──────── Data excerpts ────────

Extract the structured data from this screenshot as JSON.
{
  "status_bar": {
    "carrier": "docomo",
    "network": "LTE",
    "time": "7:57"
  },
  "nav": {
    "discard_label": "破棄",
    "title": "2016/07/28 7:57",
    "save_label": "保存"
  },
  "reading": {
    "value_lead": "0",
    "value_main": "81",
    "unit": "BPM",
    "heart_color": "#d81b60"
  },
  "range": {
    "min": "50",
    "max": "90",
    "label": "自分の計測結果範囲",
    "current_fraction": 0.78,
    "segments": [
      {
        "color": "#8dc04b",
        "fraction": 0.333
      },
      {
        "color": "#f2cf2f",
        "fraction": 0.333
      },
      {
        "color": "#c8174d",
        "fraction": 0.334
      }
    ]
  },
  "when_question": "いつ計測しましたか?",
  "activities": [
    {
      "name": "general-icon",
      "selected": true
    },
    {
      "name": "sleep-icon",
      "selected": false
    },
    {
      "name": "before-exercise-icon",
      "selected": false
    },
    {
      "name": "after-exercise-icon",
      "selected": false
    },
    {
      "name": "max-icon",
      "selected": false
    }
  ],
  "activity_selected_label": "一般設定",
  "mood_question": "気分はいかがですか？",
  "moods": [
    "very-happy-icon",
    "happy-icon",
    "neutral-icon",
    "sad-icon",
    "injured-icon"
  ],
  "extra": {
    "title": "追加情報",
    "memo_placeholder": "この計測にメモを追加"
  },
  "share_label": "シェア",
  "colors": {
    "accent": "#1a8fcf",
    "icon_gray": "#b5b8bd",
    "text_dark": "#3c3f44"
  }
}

────────
──────── Data excerpts ────────

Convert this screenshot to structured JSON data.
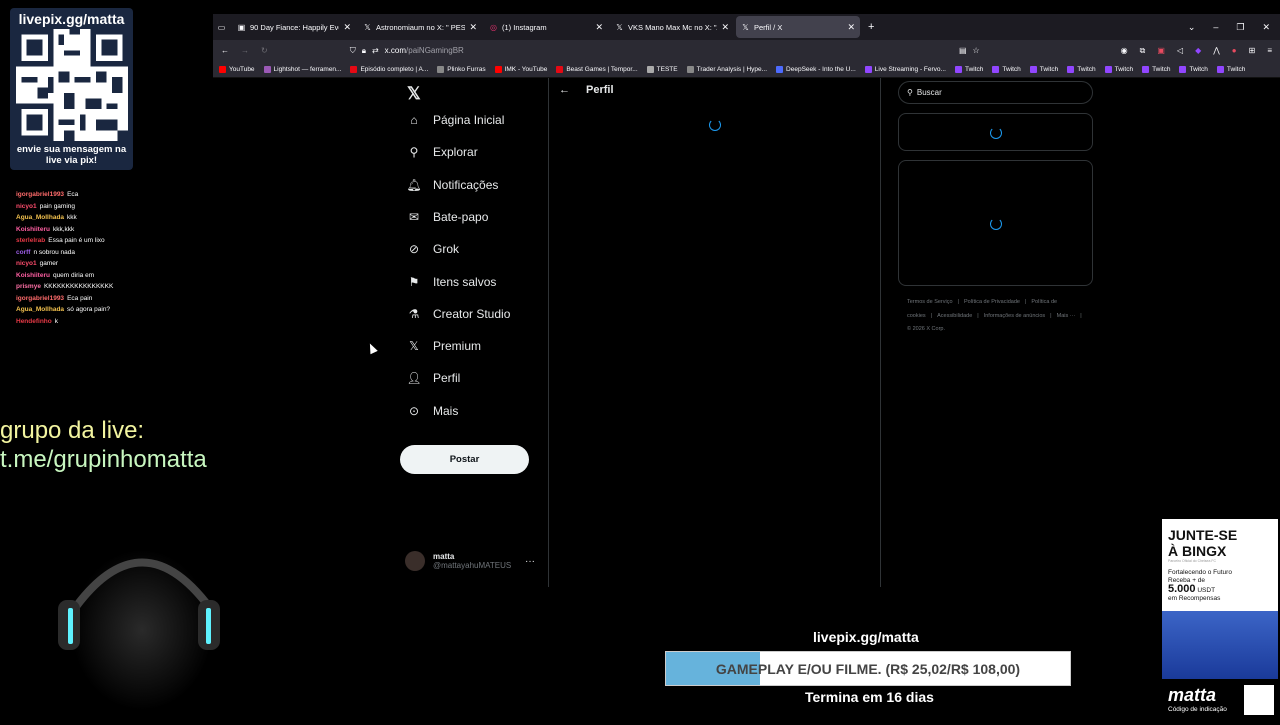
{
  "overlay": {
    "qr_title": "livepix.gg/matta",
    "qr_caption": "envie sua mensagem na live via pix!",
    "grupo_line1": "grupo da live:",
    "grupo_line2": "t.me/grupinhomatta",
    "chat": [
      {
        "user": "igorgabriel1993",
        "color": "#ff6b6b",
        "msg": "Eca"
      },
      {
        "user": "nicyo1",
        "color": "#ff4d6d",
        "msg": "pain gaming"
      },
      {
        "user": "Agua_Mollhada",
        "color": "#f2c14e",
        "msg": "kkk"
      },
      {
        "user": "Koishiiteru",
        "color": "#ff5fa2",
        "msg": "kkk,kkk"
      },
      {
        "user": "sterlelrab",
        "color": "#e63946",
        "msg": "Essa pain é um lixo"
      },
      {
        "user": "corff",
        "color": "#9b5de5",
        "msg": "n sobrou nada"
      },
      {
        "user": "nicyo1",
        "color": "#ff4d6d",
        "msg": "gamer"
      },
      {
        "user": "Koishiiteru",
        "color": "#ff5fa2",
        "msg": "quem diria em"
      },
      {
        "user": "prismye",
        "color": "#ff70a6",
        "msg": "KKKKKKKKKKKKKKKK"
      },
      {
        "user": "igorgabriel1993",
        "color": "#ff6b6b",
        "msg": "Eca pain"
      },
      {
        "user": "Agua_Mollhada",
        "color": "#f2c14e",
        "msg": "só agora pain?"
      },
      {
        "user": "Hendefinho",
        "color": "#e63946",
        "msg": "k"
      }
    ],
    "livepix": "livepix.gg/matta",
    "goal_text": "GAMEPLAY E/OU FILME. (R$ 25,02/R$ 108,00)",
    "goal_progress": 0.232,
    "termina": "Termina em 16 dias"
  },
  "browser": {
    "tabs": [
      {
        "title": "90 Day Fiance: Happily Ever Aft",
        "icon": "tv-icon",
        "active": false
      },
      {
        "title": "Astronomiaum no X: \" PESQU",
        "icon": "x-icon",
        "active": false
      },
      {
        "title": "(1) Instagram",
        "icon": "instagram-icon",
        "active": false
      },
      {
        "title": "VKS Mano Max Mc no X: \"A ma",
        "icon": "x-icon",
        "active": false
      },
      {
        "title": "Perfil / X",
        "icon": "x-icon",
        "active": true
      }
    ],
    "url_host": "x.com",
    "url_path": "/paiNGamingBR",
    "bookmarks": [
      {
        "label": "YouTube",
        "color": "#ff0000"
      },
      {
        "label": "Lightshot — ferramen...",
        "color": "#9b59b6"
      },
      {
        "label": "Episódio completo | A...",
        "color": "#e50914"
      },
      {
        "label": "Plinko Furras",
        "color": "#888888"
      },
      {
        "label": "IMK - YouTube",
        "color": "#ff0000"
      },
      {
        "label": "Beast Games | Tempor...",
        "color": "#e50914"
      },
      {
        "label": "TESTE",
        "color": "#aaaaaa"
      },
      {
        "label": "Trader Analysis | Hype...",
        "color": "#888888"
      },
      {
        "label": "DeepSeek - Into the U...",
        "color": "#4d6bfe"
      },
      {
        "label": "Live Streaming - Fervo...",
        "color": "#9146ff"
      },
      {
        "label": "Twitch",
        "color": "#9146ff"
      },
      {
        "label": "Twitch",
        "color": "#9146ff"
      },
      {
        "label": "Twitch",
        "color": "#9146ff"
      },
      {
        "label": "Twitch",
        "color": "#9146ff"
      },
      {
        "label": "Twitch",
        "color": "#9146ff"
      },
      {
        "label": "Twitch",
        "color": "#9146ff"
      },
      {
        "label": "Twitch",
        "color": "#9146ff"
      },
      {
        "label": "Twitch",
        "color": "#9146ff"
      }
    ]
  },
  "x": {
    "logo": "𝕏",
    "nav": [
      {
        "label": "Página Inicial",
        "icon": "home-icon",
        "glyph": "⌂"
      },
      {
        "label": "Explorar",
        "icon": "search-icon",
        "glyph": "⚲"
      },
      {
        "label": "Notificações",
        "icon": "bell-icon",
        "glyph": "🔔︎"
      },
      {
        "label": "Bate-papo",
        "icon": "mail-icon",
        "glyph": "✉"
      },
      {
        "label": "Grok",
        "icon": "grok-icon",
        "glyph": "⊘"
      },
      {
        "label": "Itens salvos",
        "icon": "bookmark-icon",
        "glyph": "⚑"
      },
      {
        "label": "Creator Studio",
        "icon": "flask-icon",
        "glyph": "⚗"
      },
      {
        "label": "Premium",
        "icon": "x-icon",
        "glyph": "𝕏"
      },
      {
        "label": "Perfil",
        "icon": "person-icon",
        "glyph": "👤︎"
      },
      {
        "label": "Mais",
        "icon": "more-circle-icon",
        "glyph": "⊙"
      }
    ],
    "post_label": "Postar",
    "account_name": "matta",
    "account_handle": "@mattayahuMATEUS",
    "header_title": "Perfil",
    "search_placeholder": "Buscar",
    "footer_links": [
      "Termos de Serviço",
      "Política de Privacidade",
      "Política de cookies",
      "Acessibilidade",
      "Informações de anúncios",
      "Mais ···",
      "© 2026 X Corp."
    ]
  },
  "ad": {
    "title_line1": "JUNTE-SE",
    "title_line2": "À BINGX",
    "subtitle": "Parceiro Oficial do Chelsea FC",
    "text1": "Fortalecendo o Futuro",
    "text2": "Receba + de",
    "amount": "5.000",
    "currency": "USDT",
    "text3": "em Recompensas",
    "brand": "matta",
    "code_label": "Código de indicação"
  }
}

────────

Written problem: Of the lines in this listing, how many contain "screenshot"? Reply with the number and nothing more.

Exercise solution: 2